--- start STORED ROWS ---
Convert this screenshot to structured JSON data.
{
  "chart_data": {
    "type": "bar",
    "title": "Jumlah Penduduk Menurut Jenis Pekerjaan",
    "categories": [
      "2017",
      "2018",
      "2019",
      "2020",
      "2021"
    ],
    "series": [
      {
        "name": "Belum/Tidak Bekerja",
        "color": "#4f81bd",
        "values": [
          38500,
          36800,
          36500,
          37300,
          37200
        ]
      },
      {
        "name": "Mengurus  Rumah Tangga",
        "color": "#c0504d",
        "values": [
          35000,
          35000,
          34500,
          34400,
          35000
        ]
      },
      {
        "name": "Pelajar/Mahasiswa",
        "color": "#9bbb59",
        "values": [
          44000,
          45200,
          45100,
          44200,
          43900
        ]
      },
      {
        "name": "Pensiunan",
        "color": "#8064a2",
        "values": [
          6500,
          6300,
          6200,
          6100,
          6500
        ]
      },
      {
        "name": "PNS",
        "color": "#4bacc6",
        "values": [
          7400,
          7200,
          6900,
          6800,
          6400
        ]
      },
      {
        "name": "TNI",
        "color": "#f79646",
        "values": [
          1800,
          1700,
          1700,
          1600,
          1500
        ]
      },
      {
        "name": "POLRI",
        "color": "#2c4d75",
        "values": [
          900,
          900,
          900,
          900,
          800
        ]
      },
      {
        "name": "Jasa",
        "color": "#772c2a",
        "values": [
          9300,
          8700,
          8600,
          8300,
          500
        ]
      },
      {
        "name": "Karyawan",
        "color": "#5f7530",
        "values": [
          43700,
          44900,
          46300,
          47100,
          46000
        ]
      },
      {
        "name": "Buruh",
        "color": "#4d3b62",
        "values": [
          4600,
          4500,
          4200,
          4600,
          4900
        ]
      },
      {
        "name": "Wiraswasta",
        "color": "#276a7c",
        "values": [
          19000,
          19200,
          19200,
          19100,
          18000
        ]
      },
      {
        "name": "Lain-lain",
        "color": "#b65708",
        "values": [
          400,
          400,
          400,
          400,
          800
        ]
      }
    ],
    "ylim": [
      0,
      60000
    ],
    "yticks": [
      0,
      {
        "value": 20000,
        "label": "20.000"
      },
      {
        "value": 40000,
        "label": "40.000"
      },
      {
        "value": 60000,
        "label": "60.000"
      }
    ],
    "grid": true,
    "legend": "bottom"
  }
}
--- end STORED ROWS ---
◆ **WORK TO BE COMPLETED**: Show the lines from the data above that contain the string "color".

◆ **RESPONSE TO THIS EXERCISE**:
        "color": "#4f81bd",
        "color": "#c0504d",
        "color": "#9bbb59",
        "color": "#8064a2",
        "color": "#4bacc6",
        "color": "#f79646",
        "color": "#2c4d75",
        "color": "#772c2a",
        "color": "#5f7530",
        "color": "#4d3b62",
        "color": "#276a7c",
        "color": "#b65708",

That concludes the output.